EXERCISE. Convert the listing below into a JSON list of strings, one string per line, omitting blank lines. Exclude any pictures from the result.

Element placement data
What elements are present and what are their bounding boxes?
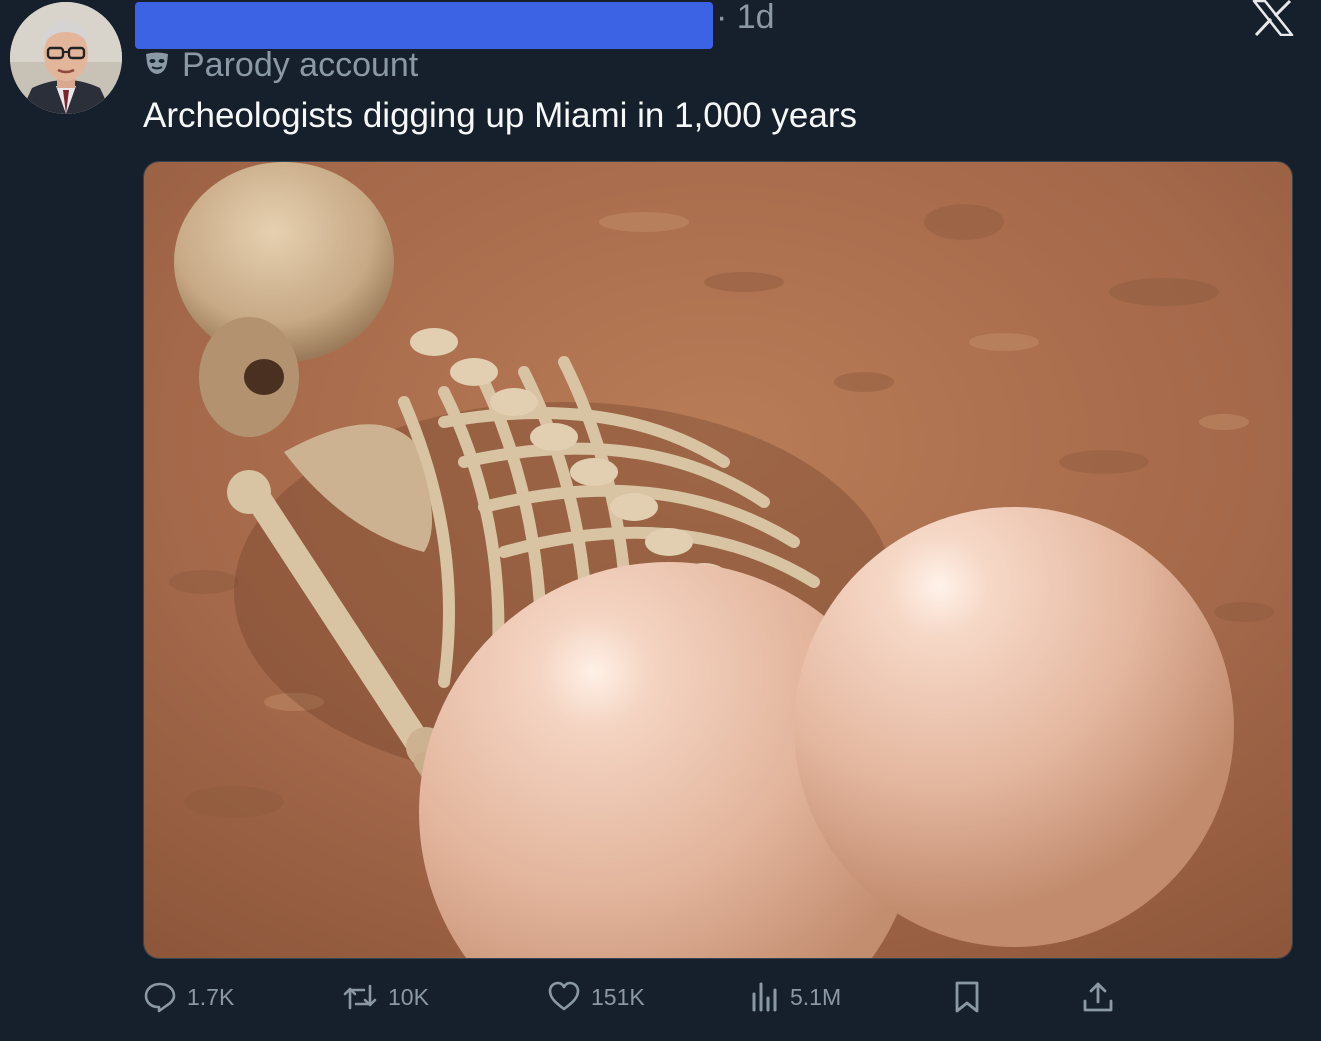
views-icon bbox=[750, 980, 780, 1014]
tweet-text: Archeologists digging up Miami in 1,000 … bbox=[143, 96, 857, 135]
x-logo-icon bbox=[1252, 0, 1294, 37]
avatar[interactable] bbox=[10, 2, 122, 114]
mask-icon bbox=[144, 51, 170, 80]
share-button[interactable] bbox=[1082, 980, 1114, 1014]
reply-icon bbox=[143, 980, 177, 1014]
reply-count: 1.7K bbox=[187, 983, 235, 1010]
tweet: · 1d Parody account Archeologists diggin… bbox=[0, 0, 1321, 1041]
timestamp[interactable]: · 1d bbox=[716, 0, 775, 37]
repost-icon bbox=[342, 980, 378, 1014]
views-count: 5.1M bbox=[790, 983, 842, 1010]
repost-count: 10K bbox=[388, 983, 429, 1010]
redacted-username bbox=[135, 2, 713, 49]
like-button[interactable]: 151K bbox=[547, 980, 645, 1014]
repost-button[interactable]: 10K bbox=[342, 980, 429, 1014]
parody-account-text: Parody account bbox=[182, 46, 419, 84]
like-count: 151K bbox=[591, 983, 645, 1010]
views-button[interactable]: 5.1M bbox=[750, 980, 841, 1014]
bookmark-icon bbox=[953, 980, 981, 1014]
action-bar: 1.7K 10K 151K 5.1M bbox=[0, 980, 1321, 1022]
parody-label: Parody account bbox=[144, 46, 418, 85]
bookmark-button[interactable] bbox=[953, 980, 981, 1014]
tweet-media-image[interactable] bbox=[143, 161, 1293, 959]
share-icon bbox=[1082, 980, 1114, 1014]
reply-button[interactable]: 1.7K bbox=[143, 980, 234, 1014]
heart-icon bbox=[547, 980, 581, 1014]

WRITTEN REPLY.
[
  "What elements are present and what are their bounding boxes?",
  "views-icon bbox=[750, 980, 780, 1014]",
  "tweet-text: Archeologists digging up Miami in 1,000 … bbox=[143, 96, 857, 135]",
  "x-logo-icon bbox=[1252, 0, 1294, 37]",
  "avatar[interactable] bbox=[10, 2, 122, 114]",
  "mask-icon bbox=[144, 51, 170, 80]",
  "share-button[interactable] bbox=[1082, 980, 1114, 1014]",
  "reply-icon bbox=[143, 980, 177, 1014]",
  "reply-count: 1.7K bbox=[187, 983, 235, 1010]",
  "tweet: · 1d Parody account Archeologists diggin… bbox=[0, 0, 1321, 1041]",
  "timestamp[interactable]: · 1d bbox=[716, 0, 775, 37]",
  "repost-icon bbox=[342, 980, 378, 1014]",
  "views-count: 5.1M bbox=[790, 983, 842, 1010]",
  "repost-count: 10K bbox=[388, 983, 429, 1010]",
  "redacted-username bbox=[135, 2, 713, 49]",
  "like-button[interactable]: 151K bbox=[547, 980, 645, 1014]",
  "repost-button[interactable]: 10K bbox=[342, 980, 429, 1014]",
  "parody-account-text: Parody account bbox=[182, 46, 419, 84]",
  "like-count: 151K bbox=[591, 983, 645, 1010]",
  "views-button[interactable]: 5.1M bbox=[750, 980, 841, 1014]",
  "bookmark-icon bbox=[953, 980, 981, 1014]",
  "action-bar: 1.7K 10K 151K 5.1M bbox=[0, 980, 1321, 1022]",
  "parody-label: Parody account bbox=[144, 46, 418, 85]",
  "bookmark-button[interactable] bbox=[953, 980, 981, 1014]",
  "tweet-media-image[interactable] bbox=[143, 161, 1293, 959]",
  "share-icon bbox=[1082, 980, 1114, 1014]",
  "reply-button[interactable]: 1.7K bbox=[143, 980, 234, 1014]",
  "heart-icon bbox=[547, 980, 581, 1014]"
]